Task requirements
Copy every line from the data below in which the string "مطعم" can be found.

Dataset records
* * * * *

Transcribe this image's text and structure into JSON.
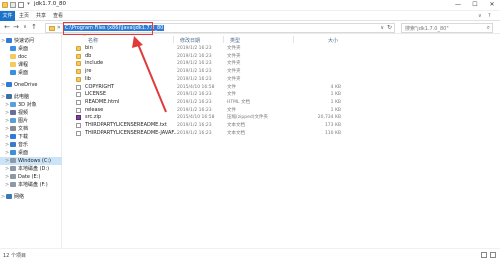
{
  "window": {
    "title": "jdk1.7.0_80",
    "minimize": "—",
    "maximize": "☐",
    "close": "✕"
  },
  "ribbon": {
    "tabs": [
      "文件",
      "主页",
      "共享",
      "查看"
    ],
    "collapse": "∨",
    "help": "?"
  },
  "address": {
    "back": "←",
    "forward": "→",
    "up_history": "∨",
    "up": "↑",
    "separator": "»",
    "path": "C:\\Program Files (x86)\\Java\\jdk1.7.0_80",
    "dropdown": "∨",
    "refresh": "↻",
    "search_placeholder": "搜索\"jdk1.7.0_80\"",
    "search_icon": "⌕"
  },
  "sidebar": {
    "items": [
      {
        "label": "快速访问",
        "icon": "star",
        "expand": ">",
        "indent": 0
      },
      {
        "label": "桌面",
        "icon": "desktop",
        "expand": "",
        "indent": 1
      },
      {
        "label": "doc",
        "icon": "folder",
        "expand": "",
        "indent": 1
      },
      {
        "label": "课程",
        "icon": "folder",
        "expand": "",
        "indent": 1
      },
      {
        "label": "桌面",
        "icon": "desktop",
        "expand": "",
        "indent": 1
      },
      {
        "label": "OneDrive",
        "icon": "cloud",
        "expand": ">",
        "indent": 0
      },
      {
        "label": "此电脑",
        "icon": "pc",
        "expand": ">",
        "indent": 0
      },
      {
        "label": "3D 对象",
        "icon": "cube",
        "expand": ">",
        "indent": 1
      },
      {
        "label": "视频",
        "icon": "video",
        "expand": ">",
        "indent": 1
      },
      {
        "label": "图片",
        "icon": "picture",
        "expand": ">",
        "indent": 1
      },
      {
        "label": "文档",
        "icon": "document",
        "expand": ">",
        "indent": 1
      },
      {
        "label": "下载",
        "icon": "download",
        "expand": ">",
        "indent": 1
      },
      {
        "label": "音乐",
        "icon": "music",
        "expand": ">",
        "indent": 1
      },
      {
        "label": "桌面",
        "icon": "desktop",
        "expand": ">",
        "indent": 1
      },
      {
        "label": "Windows (C:)",
        "icon": "drive",
        "expand": ">",
        "indent": 1,
        "selected": true
      },
      {
        "label": "本地磁盘 (D:)",
        "icon": "drive",
        "expand": ">",
        "indent": 1
      },
      {
        "label": "Date (E:)",
        "icon": "drive",
        "expand": ">",
        "indent": 1
      },
      {
        "label": "本地磁盘 (F:)",
        "icon": "drive",
        "expand": ">",
        "indent": 1
      },
      {
        "label": "网络",
        "icon": "network",
        "expand": ">",
        "indent": 0
      }
    ]
  },
  "columns": {
    "name": "名称",
    "date": "修改日期",
    "type": "类型",
    "size": "大小",
    "sort_indicator": "^"
  },
  "files": [
    {
      "name": "bin",
      "date": "2019/1/2 16:23",
      "type": "文件夹",
      "size": "",
      "kind": "folder"
    },
    {
      "name": "db",
      "date": "2019/1/2 16:23",
      "type": "文件夹",
      "size": "",
      "kind": "folder"
    },
    {
      "name": "include",
      "date": "2019/1/2 16:23",
      "type": "文件夹",
      "size": "",
      "kind": "folder"
    },
    {
      "name": "jre",
      "date": "2019/1/2 16:23",
      "type": "文件夹",
      "size": "",
      "kind": "folder"
    },
    {
      "name": "lib",
      "date": "2019/1/2 16:23",
      "type": "文件夹",
      "size": "",
      "kind": "folder"
    },
    {
      "name": "COPYRIGHT",
      "date": "2015/4/10 16:58",
      "type": "文件",
      "size": "4 KB",
      "kind": "file"
    },
    {
      "name": "LICENSE",
      "date": "2019/1/2 16:23",
      "type": "文件",
      "size": "1 KB",
      "kind": "file"
    },
    {
      "name": "README.html",
      "date": "2019/1/2 16:23",
      "type": "HTML 文档",
      "size": "1 KB",
      "kind": "file"
    },
    {
      "name": "release",
      "date": "2019/1/2 16:23",
      "type": "文件",
      "size": "1 KB",
      "kind": "file"
    },
    {
      "name": "src.zip",
      "date": "2015/4/10 16:58",
      "type": "压缩(zipped)文件夹",
      "size": "20,734 KB",
      "kind": "zip"
    },
    {
      "name": "THIRDPARTYLICENSEREADME.txt",
      "date": "2019/1/2 16:23",
      "type": "文本文档",
      "size": "173 KB",
      "kind": "file"
    },
    {
      "name": "THIRDPARTYLICENSEREADME-JAVAF...",
      "date": "2019/1/2 16:23",
      "type": "文本文档",
      "size": "110 KB",
      "kind": "file"
    }
  ],
  "status": {
    "count": "12 个项目"
  },
  "annotation": {
    "color": "#e03a3a"
  }
}
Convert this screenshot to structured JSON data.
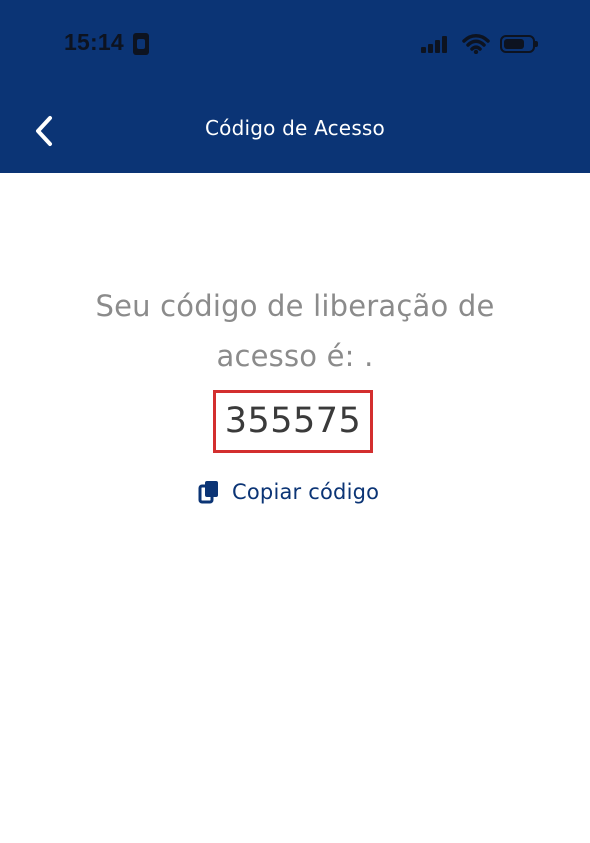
{
  "status_bar": {
    "time": "15:14",
    "icons": [
      "signal-icon",
      "wifi-icon",
      "battery-icon"
    ]
  },
  "header": {
    "title": "Código de Acesso",
    "back_icon": "chevron-left-icon",
    "background_color": "#0b3475"
  },
  "content": {
    "message": "Seu código de liberação de acesso é: .",
    "code": "355575",
    "copy_label": "Copiar código",
    "copy_icon": "copy-icon",
    "highlight_color": "#d32f2f"
  }
}
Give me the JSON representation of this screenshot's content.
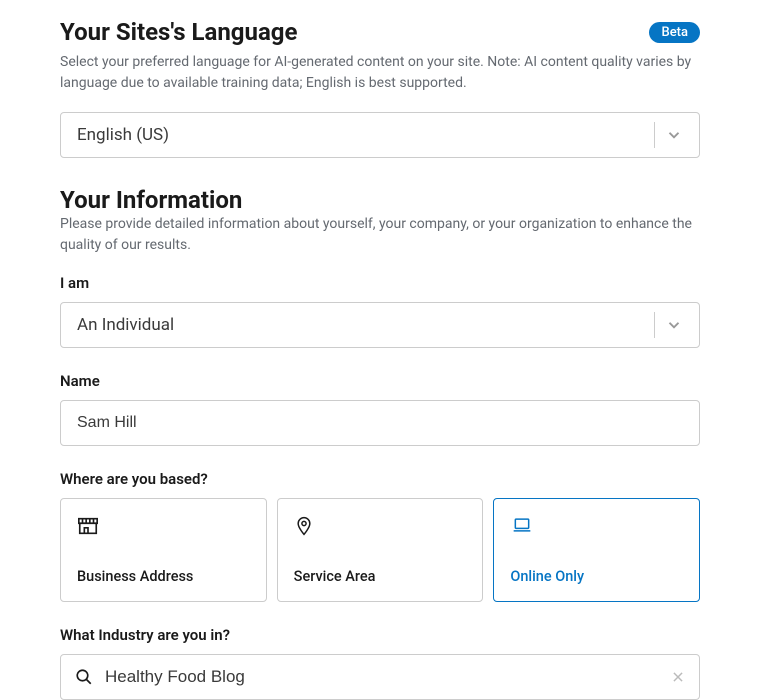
{
  "language_section": {
    "title": "Your Sites's Language",
    "badge": "Beta",
    "subtitle": "Select your preferred language for AI-generated content on your site. Note: AI content quality varies by language due to available training data; English is best supported.",
    "selected": "English (US)"
  },
  "info_section": {
    "title": "Your Information",
    "subtitle": "Please provide detailed information about yourself, your company, or your organization to enhance the quality of our results."
  },
  "iam": {
    "label": "I am",
    "selected": "An Individual"
  },
  "name": {
    "label": "Name",
    "value": "Sam Hill"
  },
  "location": {
    "label": "Where are you based?",
    "options": {
      "business": "Business Address",
      "service": "Service Area",
      "online": "Online Only"
    }
  },
  "industry": {
    "label": "What Industry are you in?",
    "value": "Healthy Food Blog"
  }
}
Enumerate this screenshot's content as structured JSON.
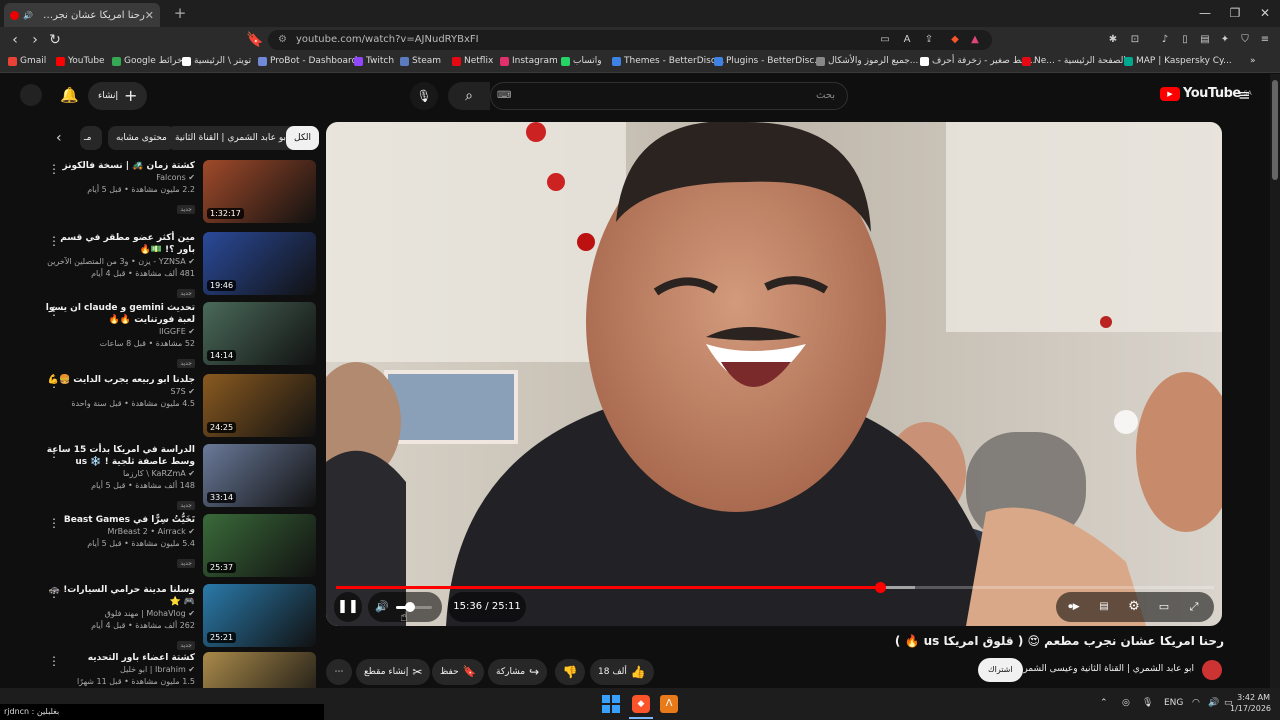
{
  "browser": {
    "tab_title": "رحنا امريكا عشان نجرب مطعم 😍 ( قلوق امريكا us 🔥 )",
    "url": "youtube.com/watch?v=AJNudRYBxFI",
    "bookmarks": [
      {
        "label": "Gmail",
        "color": "#ea4335"
      },
      {
        "label": "YouTube",
        "color": "#ff0000"
      },
      {
        "label": "Google خرائط",
        "color": "#34a853"
      },
      {
        "label": "تويتر \\ الرئيسية",
        "color": "#ffffff"
      },
      {
        "label": "ProBot - Dashboard",
        "color": "#7289da"
      },
      {
        "label": "Twitch",
        "color": "#9146ff"
      },
      {
        "label": "Steam",
        "color": "#1b2838"
      },
      {
        "label": "Netflix",
        "color": "#e50914"
      },
      {
        "label": "Instagram",
        "color": "#e1306c"
      },
      {
        "label": "واتساب",
        "color": "#25d366"
      },
      {
        "label": "Themes - BetterDisc...",
        "color": "#3e82e5"
      },
      {
        "label": "Plugins - BetterDisc...",
        "color": "#3e82e5"
      },
      {
        "label": "جميع الرموز والأشكال...",
        "color": "#888888"
      },
      {
        "label": "خط صغير - زخرفة أحرف...",
        "color": "#ffffff"
      },
      {
        "label": "Ne... - الصفحة الرئيسية",
        "color": "#e50914"
      },
      {
        "label": "MAP | Kaspersky Cy...",
        "color": "#00a88e"
      }
    ]
  },
  "youtube": {
    "create_label": "إنشاء",
    "search_placeholder": "بحث",
    "logo_text": "YouTube",
    "logo_region": "SA",
    "chips": [
      {
        "label": "الكل",
        "active": true
      },
      {
        "label": "من ابو عابد الشمري | القناة الثانية",
        "active": false
      },
      {
        "label": "محتوى مشابه",
        "active": false
      },
      {
        "label": "مـ",
        "active": false
      }
    ],
    "recommendations": [
      {
        "title": "كشتة زمان 🚜 | نسخة فالكونز",
        "channel": "Falcons",
        "stats": "2.2 مليون مشاهدة • قبل 5 أيام",
        "badge": "جديد",
        "duration": "1:32:17",
        "thumb": "#a04a2a"
      },
      {
        "title": "مين أكثر عضو مطقر في قسم باور ؟! 💵🔥",
        "channel": "YZNSA - يزن • و3 من المتصلين الآخرين",
        "stats": "481 ألف مشاهدة • قبل 4 أيام",
        "badge": "جديد",
        "duration": "19:46",
        "thumb": "#2a4a9a"
      },
      {
        "title": "تحديث gemini و claude ان يسوا لعبة فورتنايت 🔥🔥",
        "channel": "IIGGFE",
        "stats": "52 مشاهدة • قبل 8 ساعات",
        "badge": "جديد",
        "duration": "14:14",
        "thumb": "#4a6a5a"
      },
      {
        "title": "جلدنا ابو ربيعه يجرب الدايت 🍔💪",
        "channel": "S7S",
        "stats": "4.5 مليون مشاهدة • قبل سنة واحدة",
        "badge": "",
        "duration": "24:25",
        "thumb": "#8a5a20"
      },
      {
        "title": "الدراسة في امريكا بدأت 15 ساعة وسط عاصفة ثلجية ! ❄️ us",
        "channel": "KaRZmA \\ كارزما",
        "stats": "148 ألف مشاهدة • قبل 5 أيام",
        "badge": "جديد",
        "duration": "33:14",
        "thumb": "#6a7a9a"
      },
      {
        "title": "تَخَيُّتُ سِرًّا في Beast Games",
        "channel": "MrBeast 2 • Airrack",
        "stats": "5.4 مليون مشاهدة • قبل 5 أيام",
        "badge": "جديد",
        "duration": "25:37",
        "thumb": "#3a6a3a"
      },
      {
        "title": "وسلنا مدينة حرامي السيارات! 🚓 🎮 ⭐",
        "channel": "MohaVlog | مهند فلوق",
        "stats": "262 ألف مشاهدة • قبل 4 أيام",
        "badge": "جديد",
        "duration": "25:21",
        "thumb": "#2a7aaa"
      },
      {
        "title": "كشتة اعضاء باور التحديه",
        "channel": "Ibrahim | ابو خليل",
        "stats": "1.5 مليون مشاهدة • قبل 11 شهرًا",
        "badge": "",
        "duration": "",
        "thumb": "#aa8a4a"
      }
    ],
    "player": {
      "current_time": "15:36",
      "total_time": "25:11",
      "progress_fraction": 0.62,
      "buffered_fraction": 0.66,
      "volume_fraction": 0.4
    },
    "video": {
      "title": "رحنا امريكا عشان نجرب مطعم 😍 ( قلوق امريكا us 🔥 )",
      "channel": "ابو عابد الشمري | القناة الثانية وعيسى الشمري",
      "subscribe_label": "اشتراك",
      "likes": "18 ألف",
      "share_label": "مشاركة",
      "save_label": "حفظ",
      "clip_label": "إنشاء مقطع"
    }
  },
  "taskbar": {
    "status_text": "rjdncn : بغلبلين",
    "lang": "ENG",
    "time": "3:42 AM",
    "date": "1/17/2026"
  }
}
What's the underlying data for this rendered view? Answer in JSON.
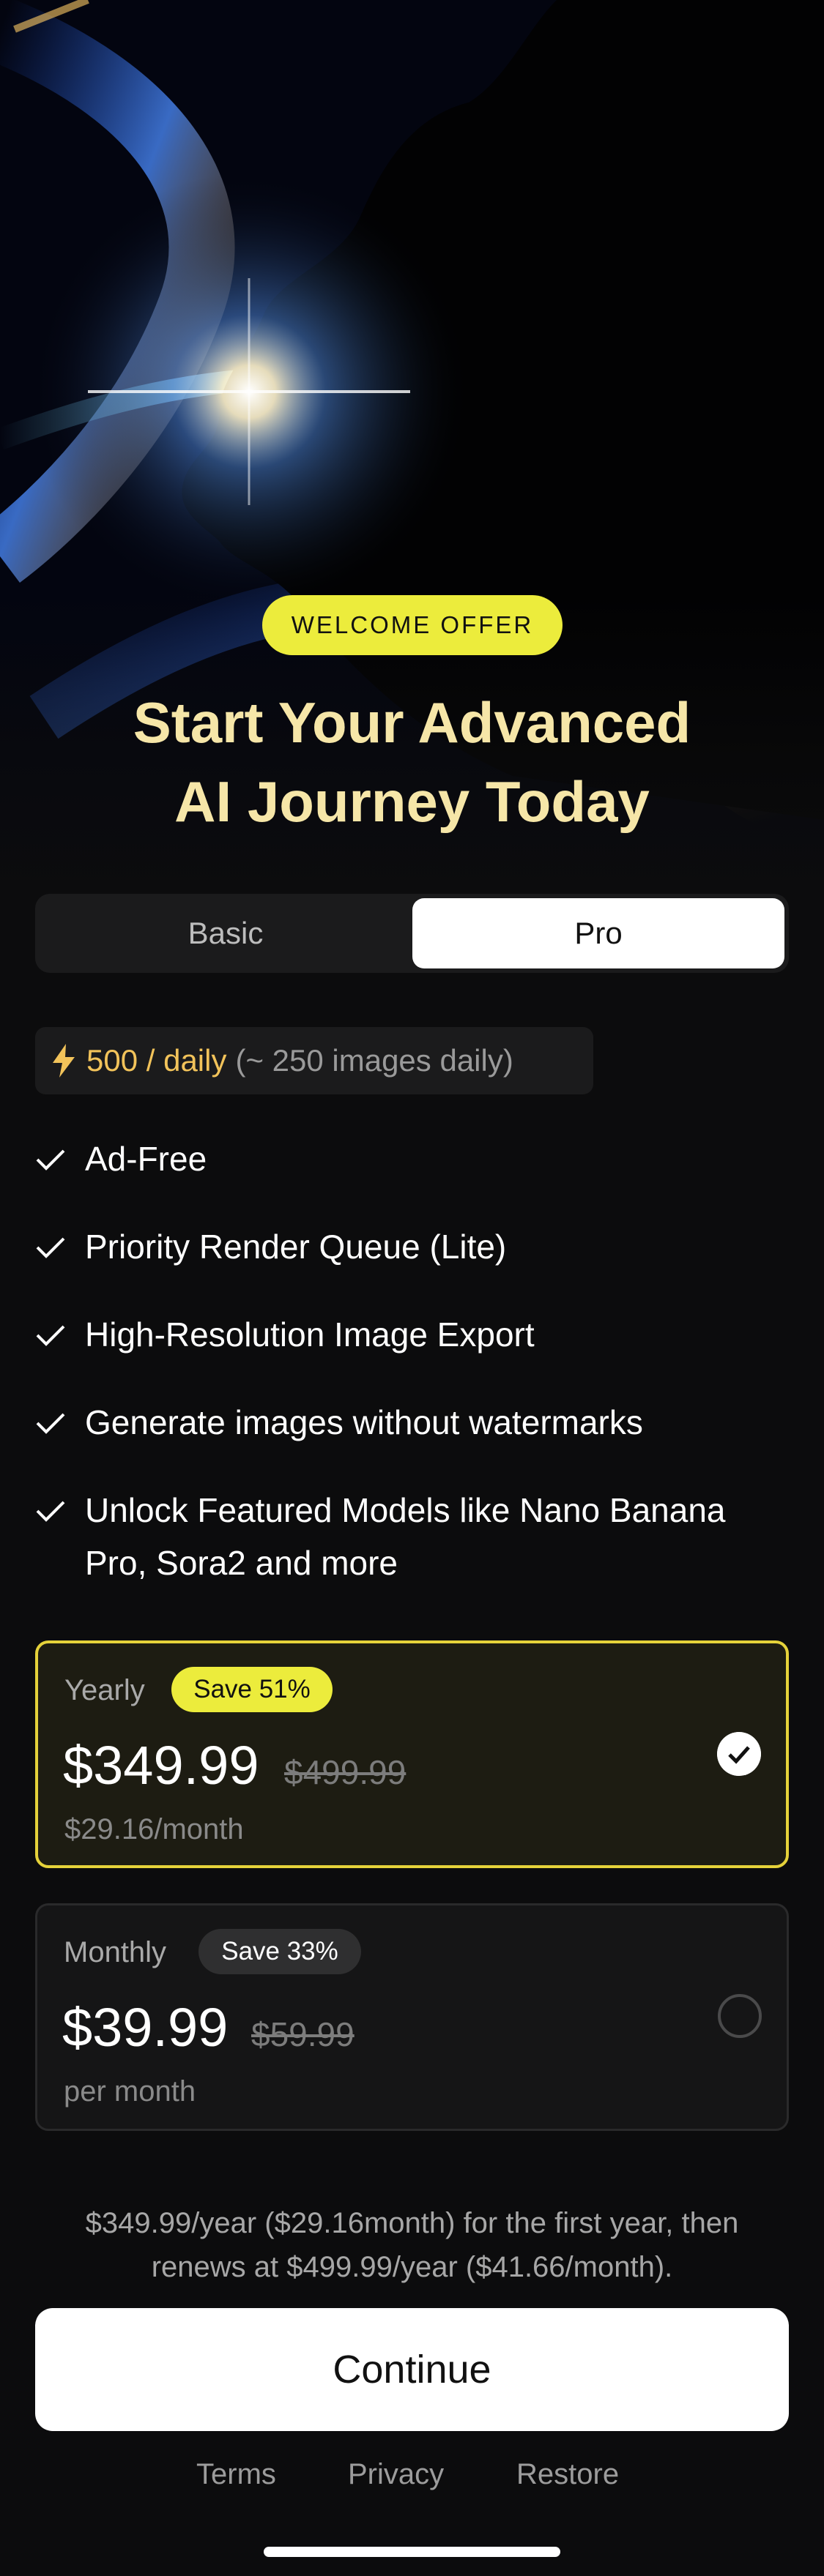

* * * * *

Finished task
    "tab_title": "رحنا امريكا عشان نجرب مطعم 😍 ( قلوق امريكا us 🔥 )",
      "title": "رحنا امريكا عشان نجرب مطعم 😍 ( قلوق امريكا us 🔥 )",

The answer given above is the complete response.